Exercise brief:
Locate and copy all lines bearing the word "Impôts".
** START OF Rows **
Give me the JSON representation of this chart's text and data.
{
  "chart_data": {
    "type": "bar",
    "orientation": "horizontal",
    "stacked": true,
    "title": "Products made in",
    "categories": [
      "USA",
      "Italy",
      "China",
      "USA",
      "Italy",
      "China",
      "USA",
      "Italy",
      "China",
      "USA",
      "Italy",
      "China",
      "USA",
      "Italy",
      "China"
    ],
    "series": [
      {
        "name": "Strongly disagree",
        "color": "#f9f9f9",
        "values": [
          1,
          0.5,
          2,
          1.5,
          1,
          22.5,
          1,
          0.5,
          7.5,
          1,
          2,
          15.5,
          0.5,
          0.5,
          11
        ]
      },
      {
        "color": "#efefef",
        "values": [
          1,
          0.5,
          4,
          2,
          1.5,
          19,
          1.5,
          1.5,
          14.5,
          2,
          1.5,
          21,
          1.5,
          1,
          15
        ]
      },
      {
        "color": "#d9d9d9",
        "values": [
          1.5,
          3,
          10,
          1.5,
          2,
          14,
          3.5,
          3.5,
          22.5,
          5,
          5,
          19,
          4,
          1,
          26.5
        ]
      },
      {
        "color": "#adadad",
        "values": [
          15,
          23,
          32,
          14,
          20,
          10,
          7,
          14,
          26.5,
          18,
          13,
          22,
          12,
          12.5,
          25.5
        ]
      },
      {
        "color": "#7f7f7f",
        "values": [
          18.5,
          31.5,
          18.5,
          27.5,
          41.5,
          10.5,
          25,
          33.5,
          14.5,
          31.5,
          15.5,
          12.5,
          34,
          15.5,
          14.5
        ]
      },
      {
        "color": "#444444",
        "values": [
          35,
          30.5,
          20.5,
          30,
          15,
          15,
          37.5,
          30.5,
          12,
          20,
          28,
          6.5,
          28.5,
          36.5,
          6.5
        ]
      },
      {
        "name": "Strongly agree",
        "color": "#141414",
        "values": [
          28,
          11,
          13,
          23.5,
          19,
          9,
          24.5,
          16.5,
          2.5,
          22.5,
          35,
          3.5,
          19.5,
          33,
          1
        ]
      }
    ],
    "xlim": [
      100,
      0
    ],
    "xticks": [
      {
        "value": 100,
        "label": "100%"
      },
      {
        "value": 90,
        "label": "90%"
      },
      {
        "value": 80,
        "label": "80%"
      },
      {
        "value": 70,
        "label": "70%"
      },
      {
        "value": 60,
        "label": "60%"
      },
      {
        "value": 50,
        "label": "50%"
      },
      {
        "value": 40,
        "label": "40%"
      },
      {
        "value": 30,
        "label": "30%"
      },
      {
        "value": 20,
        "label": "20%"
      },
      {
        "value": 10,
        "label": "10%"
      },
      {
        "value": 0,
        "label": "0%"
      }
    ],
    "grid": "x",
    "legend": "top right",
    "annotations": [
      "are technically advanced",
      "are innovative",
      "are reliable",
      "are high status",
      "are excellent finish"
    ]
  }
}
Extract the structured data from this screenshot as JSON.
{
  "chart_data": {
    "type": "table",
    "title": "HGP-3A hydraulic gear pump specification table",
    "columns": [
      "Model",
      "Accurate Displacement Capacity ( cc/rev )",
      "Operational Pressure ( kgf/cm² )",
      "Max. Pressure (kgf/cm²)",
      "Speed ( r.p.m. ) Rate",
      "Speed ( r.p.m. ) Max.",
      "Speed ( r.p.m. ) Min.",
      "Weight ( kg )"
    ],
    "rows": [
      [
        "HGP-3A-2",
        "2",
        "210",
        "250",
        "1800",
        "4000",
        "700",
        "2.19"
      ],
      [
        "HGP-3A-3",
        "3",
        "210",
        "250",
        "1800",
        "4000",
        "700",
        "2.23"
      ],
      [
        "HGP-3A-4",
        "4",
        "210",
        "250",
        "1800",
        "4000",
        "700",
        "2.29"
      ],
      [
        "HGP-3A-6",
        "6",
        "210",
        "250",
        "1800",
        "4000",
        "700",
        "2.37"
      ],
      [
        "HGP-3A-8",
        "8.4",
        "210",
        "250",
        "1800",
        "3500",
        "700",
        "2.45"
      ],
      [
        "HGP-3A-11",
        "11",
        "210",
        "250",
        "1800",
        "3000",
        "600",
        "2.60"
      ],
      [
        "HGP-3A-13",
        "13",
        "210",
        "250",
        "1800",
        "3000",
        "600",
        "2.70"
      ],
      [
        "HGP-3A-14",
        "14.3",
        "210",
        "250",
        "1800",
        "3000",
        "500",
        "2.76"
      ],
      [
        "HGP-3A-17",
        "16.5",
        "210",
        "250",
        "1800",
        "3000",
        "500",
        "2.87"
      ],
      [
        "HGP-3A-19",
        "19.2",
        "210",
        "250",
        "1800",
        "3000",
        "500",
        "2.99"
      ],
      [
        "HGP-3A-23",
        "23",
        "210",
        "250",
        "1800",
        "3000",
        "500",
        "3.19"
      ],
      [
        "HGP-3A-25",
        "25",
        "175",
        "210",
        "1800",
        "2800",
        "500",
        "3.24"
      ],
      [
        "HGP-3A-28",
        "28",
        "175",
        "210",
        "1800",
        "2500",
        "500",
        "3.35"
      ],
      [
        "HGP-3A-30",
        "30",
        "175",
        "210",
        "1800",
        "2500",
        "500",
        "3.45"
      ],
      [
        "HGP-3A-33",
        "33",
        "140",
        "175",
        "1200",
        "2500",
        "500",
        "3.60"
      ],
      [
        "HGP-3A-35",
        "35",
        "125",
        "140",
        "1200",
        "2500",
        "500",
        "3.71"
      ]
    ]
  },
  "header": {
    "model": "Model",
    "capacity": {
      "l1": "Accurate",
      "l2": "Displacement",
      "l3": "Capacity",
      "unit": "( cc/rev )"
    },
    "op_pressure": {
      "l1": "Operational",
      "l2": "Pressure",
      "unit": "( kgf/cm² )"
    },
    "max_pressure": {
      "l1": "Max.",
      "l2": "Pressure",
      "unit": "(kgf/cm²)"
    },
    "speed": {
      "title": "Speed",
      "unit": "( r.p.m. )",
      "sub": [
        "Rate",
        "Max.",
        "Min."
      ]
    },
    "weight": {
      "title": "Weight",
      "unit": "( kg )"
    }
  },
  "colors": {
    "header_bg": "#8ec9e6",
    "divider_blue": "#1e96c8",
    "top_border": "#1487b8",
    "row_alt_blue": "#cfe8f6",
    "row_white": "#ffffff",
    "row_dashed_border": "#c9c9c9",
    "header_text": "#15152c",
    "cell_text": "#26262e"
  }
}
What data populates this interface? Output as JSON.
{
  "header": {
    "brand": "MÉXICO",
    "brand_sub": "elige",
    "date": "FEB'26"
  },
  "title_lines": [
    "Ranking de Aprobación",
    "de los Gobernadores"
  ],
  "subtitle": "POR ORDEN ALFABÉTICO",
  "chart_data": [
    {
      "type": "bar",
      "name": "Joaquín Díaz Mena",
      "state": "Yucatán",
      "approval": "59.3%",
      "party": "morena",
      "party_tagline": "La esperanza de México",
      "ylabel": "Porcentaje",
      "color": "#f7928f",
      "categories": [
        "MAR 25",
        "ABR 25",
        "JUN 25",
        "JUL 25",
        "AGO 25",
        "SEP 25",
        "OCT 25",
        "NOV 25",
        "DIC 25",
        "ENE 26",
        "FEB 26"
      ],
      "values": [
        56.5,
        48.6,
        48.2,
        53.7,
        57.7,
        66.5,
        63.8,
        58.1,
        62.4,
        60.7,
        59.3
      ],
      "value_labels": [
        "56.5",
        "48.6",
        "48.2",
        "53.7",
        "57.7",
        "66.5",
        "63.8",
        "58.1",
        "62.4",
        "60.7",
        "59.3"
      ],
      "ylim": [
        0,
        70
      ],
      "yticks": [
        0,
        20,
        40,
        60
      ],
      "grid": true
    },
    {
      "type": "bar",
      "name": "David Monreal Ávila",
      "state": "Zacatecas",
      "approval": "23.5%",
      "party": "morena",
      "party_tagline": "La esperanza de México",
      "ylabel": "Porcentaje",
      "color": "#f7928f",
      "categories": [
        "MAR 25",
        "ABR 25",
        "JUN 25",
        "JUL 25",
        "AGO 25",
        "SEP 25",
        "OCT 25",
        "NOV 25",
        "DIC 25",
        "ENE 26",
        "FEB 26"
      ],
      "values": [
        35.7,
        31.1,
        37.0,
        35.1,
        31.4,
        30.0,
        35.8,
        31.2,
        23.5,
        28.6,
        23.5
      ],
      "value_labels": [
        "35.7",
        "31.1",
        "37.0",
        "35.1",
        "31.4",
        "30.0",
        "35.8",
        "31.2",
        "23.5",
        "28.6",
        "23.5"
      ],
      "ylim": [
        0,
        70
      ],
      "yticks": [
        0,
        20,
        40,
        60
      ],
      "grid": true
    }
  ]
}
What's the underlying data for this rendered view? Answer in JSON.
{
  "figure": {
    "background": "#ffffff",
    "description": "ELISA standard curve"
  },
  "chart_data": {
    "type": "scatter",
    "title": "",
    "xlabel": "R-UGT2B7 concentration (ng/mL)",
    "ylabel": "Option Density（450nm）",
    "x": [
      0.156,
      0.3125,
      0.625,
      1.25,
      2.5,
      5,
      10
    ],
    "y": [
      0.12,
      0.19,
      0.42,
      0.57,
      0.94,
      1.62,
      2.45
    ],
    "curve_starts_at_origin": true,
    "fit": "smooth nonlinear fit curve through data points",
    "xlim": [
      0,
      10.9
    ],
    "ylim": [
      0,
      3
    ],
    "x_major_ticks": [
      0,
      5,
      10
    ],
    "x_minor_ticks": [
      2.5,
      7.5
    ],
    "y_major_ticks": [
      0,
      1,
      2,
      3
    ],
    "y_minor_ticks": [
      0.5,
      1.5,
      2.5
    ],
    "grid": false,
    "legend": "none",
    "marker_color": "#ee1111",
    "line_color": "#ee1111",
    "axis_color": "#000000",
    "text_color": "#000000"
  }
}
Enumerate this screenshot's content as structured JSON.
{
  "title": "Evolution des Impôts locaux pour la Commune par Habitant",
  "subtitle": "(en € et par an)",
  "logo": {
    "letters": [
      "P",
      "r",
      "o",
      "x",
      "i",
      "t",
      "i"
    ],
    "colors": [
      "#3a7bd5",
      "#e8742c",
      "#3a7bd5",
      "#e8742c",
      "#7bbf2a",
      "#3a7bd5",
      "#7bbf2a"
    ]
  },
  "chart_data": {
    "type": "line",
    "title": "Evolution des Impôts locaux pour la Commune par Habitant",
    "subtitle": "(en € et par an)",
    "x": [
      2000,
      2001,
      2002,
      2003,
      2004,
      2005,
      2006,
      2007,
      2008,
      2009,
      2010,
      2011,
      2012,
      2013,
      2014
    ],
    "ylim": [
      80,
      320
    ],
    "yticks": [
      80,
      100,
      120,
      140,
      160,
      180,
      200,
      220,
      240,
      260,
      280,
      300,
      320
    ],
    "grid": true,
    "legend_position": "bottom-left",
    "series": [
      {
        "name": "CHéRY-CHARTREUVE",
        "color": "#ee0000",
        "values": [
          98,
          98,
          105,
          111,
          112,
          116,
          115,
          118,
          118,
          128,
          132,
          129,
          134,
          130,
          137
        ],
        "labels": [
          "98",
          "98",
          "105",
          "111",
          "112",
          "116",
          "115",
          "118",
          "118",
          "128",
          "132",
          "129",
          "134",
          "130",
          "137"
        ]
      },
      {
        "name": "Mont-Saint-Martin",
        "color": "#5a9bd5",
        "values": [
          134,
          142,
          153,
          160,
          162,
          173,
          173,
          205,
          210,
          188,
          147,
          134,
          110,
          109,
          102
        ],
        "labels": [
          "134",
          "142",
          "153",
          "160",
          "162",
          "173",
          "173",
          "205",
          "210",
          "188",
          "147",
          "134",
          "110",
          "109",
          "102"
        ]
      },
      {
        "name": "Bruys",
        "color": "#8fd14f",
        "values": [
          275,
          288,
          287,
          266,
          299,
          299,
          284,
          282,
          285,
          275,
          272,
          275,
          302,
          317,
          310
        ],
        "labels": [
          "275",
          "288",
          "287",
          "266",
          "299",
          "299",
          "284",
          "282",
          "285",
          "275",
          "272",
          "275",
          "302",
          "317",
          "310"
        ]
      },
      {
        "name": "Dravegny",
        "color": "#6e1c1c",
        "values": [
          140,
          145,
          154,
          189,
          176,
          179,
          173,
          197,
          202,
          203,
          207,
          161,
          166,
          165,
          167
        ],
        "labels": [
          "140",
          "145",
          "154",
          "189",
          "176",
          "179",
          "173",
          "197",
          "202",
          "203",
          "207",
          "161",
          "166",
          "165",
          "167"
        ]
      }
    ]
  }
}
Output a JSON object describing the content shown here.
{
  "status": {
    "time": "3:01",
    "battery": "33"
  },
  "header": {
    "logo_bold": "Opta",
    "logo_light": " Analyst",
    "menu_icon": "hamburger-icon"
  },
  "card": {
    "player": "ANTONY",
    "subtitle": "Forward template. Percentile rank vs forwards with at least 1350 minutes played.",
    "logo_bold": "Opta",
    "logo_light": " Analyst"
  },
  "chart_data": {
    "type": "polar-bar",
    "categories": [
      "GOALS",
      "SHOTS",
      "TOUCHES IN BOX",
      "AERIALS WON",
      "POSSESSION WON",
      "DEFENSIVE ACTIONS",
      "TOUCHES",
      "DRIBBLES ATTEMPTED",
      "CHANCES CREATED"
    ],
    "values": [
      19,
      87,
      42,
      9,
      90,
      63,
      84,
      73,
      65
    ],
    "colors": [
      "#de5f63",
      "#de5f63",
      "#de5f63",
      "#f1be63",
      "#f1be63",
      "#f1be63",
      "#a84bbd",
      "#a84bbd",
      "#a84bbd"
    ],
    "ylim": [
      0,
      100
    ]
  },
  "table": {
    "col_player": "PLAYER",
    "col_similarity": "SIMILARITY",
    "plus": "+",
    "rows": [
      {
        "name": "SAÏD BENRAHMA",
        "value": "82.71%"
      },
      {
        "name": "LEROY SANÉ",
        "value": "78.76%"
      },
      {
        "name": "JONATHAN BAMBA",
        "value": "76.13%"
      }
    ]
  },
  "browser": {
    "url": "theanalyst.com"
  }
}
** END OF Rows **
Full answer:
  "title": "Evolution des Impôts locaux pour la Commune par Habitant",
    "title": "Evolution des Impôts locaux pour la Commune par Habitant",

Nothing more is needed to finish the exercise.